→ What to work on:
Only lines holding the word "como" should be copied from the material.

→ Recorded data:
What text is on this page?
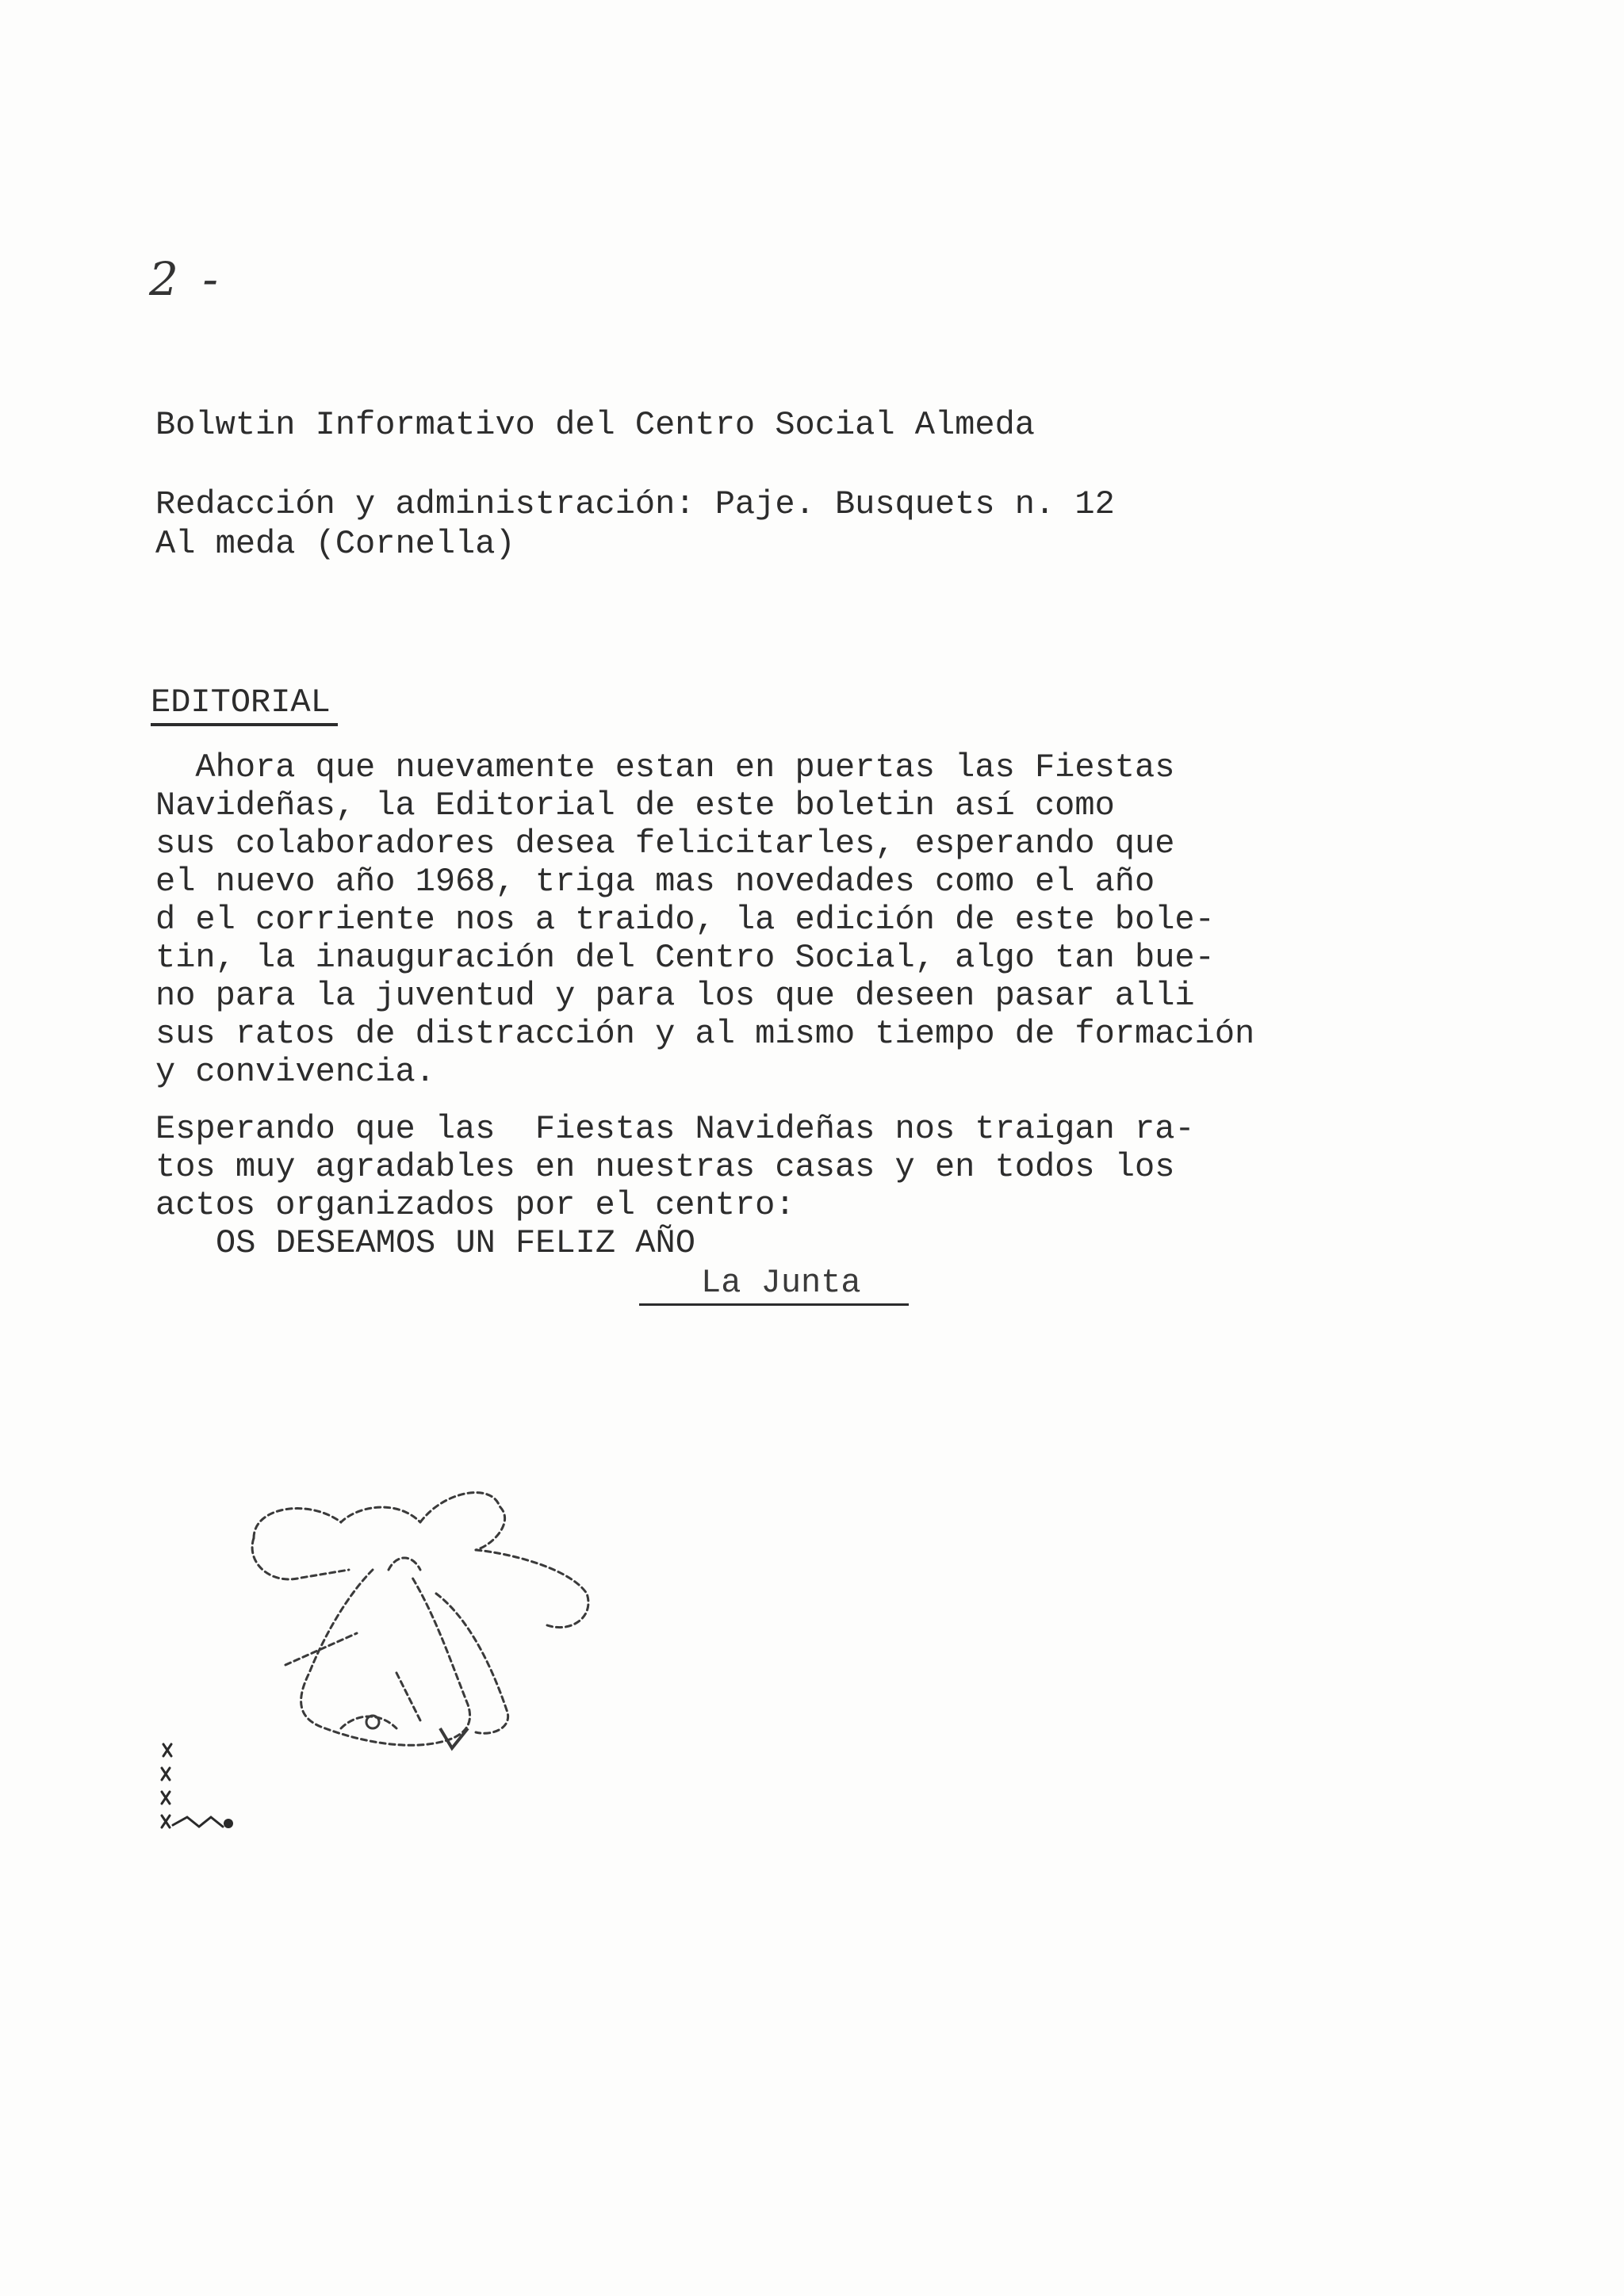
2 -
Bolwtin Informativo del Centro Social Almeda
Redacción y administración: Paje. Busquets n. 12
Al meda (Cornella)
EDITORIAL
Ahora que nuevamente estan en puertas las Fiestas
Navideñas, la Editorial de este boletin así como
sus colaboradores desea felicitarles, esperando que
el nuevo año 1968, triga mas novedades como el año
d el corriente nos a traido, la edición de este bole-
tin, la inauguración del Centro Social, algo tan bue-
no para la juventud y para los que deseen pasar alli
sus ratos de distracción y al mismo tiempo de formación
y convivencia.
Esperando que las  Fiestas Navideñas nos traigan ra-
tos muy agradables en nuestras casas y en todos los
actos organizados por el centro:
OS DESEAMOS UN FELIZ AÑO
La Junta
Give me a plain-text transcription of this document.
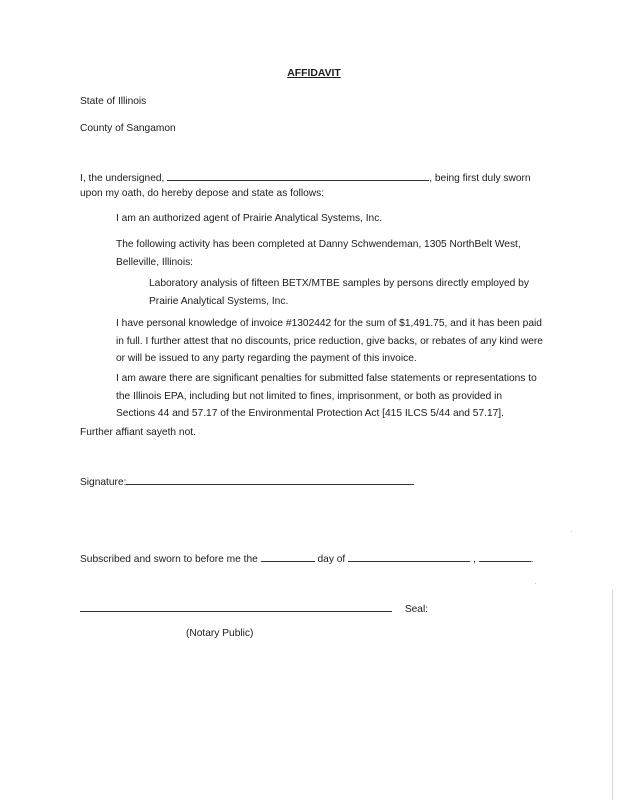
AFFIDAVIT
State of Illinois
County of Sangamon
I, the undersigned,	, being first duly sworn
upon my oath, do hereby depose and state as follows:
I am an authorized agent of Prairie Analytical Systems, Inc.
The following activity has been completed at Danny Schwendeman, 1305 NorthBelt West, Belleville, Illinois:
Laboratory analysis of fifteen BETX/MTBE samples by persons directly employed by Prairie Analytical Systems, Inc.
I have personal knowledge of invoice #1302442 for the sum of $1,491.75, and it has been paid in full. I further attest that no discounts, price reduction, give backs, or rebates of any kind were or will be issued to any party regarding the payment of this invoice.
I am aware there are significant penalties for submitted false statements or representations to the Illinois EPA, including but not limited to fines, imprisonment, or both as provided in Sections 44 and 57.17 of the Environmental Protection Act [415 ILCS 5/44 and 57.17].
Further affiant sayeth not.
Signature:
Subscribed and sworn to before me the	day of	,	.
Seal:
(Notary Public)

→ Answer to the exercise:
Navideñas, la Editorial de este boletin así como
el nuevo año 1968, triga mas novedades como el año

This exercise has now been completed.